[Stored items]
▬▬▬▬▬▬▬▬▬▬
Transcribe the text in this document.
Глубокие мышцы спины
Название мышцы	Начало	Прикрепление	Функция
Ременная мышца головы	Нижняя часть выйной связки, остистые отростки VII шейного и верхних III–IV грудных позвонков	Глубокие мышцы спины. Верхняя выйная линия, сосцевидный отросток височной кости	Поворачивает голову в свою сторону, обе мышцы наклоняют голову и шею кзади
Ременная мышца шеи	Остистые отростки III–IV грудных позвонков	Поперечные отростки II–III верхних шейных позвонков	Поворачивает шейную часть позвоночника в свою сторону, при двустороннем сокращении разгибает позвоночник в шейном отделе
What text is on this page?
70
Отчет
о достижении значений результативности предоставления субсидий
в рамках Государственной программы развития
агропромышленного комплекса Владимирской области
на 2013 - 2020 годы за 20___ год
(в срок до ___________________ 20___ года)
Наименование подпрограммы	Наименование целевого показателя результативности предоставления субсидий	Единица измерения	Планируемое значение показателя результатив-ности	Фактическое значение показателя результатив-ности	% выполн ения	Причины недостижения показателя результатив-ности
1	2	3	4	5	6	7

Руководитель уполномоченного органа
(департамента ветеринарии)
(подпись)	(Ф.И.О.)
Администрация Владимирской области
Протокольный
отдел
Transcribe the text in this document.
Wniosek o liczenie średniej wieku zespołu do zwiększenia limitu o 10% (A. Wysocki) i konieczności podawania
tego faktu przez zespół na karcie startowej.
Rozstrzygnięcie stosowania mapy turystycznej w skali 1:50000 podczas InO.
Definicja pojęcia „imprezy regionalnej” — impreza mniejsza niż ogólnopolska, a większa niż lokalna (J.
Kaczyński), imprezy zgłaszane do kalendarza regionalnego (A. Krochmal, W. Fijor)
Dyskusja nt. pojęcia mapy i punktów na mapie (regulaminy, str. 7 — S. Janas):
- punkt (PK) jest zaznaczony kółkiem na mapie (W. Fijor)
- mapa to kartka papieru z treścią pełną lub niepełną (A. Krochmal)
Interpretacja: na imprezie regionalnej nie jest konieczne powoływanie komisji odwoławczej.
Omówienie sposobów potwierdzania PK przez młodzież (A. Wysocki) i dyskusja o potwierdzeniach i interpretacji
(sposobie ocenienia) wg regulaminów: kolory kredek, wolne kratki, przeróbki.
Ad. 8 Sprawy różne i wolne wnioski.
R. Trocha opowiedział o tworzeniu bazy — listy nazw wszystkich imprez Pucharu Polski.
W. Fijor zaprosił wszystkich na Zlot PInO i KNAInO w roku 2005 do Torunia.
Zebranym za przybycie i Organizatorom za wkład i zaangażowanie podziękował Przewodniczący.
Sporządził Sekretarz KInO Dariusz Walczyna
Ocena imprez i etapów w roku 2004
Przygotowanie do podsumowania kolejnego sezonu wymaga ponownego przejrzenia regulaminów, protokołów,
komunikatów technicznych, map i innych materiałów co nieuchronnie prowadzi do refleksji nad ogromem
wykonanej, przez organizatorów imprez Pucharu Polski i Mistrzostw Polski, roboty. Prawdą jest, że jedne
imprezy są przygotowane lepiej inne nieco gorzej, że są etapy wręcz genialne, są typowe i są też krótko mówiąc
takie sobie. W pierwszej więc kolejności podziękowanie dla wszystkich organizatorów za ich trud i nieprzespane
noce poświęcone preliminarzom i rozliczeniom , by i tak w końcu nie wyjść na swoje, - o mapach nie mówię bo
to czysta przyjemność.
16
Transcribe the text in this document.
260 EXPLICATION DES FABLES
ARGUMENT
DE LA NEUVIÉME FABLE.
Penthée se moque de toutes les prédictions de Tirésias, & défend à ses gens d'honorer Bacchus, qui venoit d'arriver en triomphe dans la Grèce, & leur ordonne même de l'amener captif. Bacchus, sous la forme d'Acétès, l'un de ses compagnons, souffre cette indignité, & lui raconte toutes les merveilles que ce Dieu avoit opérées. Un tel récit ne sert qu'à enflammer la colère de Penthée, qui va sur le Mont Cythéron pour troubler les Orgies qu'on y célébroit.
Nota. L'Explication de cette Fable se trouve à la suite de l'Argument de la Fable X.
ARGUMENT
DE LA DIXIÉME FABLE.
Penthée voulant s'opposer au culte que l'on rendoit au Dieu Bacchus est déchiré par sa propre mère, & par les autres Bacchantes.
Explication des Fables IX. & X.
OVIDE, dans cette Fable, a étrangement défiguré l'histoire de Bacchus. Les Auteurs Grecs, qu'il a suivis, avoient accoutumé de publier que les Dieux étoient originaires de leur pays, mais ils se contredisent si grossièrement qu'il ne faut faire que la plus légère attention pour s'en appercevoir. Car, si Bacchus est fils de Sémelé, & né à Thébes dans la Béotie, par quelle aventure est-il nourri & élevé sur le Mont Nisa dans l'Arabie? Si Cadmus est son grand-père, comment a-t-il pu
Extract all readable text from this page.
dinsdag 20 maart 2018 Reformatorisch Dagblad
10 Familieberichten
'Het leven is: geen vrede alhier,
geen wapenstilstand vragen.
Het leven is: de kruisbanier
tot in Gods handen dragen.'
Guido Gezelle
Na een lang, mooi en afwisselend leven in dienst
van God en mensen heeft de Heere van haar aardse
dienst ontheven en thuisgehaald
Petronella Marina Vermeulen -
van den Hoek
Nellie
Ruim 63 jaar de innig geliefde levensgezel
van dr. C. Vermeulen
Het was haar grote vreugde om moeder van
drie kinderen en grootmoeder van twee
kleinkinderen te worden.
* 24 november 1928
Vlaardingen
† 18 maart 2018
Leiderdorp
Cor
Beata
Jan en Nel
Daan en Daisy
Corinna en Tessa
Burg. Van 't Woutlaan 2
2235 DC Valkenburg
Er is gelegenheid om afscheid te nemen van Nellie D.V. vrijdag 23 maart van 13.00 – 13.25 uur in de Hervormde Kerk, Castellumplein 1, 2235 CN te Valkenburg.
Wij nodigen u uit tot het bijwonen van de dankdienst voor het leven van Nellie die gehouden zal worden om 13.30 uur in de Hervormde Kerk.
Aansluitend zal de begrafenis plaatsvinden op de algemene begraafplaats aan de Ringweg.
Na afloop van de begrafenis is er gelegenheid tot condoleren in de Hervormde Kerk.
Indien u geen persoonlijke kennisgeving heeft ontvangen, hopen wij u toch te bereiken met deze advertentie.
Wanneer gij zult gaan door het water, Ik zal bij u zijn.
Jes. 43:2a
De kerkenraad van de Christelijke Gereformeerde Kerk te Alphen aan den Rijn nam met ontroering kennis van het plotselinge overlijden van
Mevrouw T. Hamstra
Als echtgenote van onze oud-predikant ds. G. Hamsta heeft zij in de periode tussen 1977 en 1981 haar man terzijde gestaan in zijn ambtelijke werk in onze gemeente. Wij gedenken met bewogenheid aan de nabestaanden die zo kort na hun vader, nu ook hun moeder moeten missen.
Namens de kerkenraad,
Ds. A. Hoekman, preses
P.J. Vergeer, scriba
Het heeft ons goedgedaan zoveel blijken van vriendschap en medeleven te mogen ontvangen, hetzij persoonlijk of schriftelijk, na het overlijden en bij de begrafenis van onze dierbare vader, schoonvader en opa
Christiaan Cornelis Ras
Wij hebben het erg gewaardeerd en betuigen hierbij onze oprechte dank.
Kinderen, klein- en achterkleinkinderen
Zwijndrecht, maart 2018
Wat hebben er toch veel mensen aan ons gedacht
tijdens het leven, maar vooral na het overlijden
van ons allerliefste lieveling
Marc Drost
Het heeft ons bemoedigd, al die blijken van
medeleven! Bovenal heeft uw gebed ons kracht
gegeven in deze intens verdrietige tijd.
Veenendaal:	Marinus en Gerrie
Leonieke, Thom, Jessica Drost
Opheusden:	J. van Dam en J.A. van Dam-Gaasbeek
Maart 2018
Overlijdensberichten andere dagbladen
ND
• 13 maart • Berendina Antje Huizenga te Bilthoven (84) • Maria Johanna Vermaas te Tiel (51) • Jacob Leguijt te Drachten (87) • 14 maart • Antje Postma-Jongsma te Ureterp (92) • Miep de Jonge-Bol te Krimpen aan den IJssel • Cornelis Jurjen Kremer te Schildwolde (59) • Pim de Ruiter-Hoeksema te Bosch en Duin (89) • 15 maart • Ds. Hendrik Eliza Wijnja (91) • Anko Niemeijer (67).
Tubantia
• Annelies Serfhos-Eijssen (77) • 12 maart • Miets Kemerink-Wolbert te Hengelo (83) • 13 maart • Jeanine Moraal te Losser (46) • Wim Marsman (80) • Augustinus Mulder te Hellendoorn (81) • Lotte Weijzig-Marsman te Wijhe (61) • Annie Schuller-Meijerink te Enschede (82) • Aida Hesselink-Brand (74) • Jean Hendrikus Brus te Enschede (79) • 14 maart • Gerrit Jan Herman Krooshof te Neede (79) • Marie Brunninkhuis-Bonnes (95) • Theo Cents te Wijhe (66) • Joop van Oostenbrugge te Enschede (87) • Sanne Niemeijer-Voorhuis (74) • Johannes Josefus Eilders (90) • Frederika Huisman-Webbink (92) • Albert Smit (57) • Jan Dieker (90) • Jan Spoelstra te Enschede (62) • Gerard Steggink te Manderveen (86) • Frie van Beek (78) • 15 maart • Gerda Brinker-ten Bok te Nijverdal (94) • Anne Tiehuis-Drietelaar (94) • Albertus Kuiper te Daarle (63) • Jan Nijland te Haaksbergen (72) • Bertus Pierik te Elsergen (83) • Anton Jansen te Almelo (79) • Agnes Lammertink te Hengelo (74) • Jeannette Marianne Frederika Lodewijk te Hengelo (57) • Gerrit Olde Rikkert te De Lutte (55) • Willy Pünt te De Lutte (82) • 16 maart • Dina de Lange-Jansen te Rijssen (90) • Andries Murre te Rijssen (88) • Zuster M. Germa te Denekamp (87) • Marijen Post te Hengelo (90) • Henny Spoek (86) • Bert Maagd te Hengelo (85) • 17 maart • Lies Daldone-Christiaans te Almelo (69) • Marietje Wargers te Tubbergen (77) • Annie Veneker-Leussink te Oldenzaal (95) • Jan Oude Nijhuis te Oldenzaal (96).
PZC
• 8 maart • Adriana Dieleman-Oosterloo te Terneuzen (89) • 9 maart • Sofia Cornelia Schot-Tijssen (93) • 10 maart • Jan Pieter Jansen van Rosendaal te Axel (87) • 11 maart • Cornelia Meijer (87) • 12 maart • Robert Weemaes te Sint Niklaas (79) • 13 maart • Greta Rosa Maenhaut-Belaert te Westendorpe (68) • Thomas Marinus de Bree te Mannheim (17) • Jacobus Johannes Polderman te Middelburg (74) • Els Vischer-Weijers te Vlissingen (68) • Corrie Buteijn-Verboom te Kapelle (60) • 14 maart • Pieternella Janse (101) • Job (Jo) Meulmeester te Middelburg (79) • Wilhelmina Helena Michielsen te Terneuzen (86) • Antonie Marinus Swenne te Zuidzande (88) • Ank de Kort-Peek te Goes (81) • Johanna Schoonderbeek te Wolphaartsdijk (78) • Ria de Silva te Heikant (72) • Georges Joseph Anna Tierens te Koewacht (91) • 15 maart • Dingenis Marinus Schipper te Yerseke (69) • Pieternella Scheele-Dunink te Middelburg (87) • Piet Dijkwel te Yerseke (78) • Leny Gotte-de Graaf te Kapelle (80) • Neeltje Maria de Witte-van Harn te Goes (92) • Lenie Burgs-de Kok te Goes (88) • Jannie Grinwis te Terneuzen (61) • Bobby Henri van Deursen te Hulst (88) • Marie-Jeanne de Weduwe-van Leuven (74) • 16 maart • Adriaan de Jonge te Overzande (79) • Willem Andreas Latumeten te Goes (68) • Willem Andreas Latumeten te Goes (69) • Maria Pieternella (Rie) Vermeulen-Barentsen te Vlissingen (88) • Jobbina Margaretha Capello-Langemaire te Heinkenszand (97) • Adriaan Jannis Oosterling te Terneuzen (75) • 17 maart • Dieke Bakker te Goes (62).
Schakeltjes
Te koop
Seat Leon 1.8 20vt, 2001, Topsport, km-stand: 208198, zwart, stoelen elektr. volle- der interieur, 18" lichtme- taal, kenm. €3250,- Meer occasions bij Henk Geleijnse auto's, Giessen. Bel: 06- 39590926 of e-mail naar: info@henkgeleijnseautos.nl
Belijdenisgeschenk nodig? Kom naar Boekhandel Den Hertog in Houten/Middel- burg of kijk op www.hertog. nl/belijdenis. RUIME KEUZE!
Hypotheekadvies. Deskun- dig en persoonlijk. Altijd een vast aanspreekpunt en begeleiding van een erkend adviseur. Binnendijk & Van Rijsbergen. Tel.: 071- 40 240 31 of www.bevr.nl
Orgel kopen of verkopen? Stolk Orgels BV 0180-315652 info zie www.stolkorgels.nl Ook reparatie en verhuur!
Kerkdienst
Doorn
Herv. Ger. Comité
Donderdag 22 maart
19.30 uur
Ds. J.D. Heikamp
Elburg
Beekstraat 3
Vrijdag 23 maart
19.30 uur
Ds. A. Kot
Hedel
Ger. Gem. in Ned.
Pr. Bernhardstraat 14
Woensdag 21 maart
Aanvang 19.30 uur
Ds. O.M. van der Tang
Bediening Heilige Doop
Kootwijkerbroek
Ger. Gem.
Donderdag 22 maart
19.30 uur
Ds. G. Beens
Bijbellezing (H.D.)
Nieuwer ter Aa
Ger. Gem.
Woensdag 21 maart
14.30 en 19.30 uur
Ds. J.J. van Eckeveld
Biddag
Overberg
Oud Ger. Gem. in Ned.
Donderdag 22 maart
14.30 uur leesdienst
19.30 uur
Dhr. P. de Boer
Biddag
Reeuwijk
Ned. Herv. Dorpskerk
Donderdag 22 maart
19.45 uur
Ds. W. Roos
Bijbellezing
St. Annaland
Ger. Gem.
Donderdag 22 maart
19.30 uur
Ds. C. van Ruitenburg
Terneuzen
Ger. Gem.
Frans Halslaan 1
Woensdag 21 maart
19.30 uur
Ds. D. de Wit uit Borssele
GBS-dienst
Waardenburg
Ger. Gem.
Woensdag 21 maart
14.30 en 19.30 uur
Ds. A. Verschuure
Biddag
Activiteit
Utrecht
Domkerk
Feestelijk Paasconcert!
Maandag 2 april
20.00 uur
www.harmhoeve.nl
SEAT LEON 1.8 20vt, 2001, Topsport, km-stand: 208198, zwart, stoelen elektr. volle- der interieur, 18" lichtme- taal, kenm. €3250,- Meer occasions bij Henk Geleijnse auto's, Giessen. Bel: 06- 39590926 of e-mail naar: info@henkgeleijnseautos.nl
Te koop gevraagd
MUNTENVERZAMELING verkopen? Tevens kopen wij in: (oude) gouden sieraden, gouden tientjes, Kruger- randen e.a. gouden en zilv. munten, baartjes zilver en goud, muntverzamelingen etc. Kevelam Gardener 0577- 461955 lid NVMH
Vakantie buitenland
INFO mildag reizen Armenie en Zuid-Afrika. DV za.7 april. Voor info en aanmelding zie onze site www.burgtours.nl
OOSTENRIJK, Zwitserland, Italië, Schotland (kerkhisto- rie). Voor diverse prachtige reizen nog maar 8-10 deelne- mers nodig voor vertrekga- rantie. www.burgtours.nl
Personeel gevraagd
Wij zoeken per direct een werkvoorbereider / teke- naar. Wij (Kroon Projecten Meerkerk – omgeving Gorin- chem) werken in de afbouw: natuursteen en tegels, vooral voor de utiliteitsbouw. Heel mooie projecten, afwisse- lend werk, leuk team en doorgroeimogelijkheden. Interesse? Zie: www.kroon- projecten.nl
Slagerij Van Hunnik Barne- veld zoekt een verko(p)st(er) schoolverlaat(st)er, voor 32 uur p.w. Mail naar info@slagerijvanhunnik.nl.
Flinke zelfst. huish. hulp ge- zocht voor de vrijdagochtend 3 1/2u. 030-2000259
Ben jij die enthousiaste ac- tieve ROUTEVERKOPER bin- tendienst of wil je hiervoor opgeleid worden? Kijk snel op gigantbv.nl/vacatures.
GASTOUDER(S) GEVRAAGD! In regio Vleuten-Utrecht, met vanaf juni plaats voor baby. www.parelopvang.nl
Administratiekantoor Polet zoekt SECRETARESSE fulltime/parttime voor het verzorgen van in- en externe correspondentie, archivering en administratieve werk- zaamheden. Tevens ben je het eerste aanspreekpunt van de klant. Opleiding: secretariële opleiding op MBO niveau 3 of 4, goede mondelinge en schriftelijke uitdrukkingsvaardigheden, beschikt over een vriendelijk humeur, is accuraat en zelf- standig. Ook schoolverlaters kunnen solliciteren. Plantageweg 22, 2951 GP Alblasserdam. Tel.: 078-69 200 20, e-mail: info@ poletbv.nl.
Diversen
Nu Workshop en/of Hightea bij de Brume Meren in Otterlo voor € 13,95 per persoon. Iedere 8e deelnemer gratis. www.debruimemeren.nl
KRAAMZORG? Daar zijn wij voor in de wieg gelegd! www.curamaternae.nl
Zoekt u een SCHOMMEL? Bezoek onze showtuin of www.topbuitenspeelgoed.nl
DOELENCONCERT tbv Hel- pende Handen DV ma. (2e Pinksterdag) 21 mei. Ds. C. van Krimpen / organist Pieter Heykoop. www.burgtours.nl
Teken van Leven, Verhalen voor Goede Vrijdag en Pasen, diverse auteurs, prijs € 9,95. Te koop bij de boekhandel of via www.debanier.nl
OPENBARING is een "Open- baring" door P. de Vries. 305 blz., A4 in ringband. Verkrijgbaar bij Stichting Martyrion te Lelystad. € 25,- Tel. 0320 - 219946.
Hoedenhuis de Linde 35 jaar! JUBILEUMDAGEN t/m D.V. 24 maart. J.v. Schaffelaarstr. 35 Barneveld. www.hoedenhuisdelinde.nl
▬▬▬▬▬▬▬▬▬▬
→ **THE TASK**: Copy out each line of the data where the string "vader" appears.

→ **WORKED SOLUTION**:
Als echtgenote van onze oud-predikant ds. G. Hamsta heeft zij in de periode tussen 1977 en 1981 haar man terzijde gestaan in zijn ambtelijke werk in onze gemeente. Wij gedenken met bewogenheid aan de nabestaanden die zo kort na hun vader, nu ook hun moeder moeten missen.
Het heeft ons goedgedaan zoveel blijken van vriendschap en medeleven te mogen ontvangen, hetzij persoonlijk of schriftelijk, na het overlijden en bij de begrafenis van onze dierbare vader, schoonvader en opa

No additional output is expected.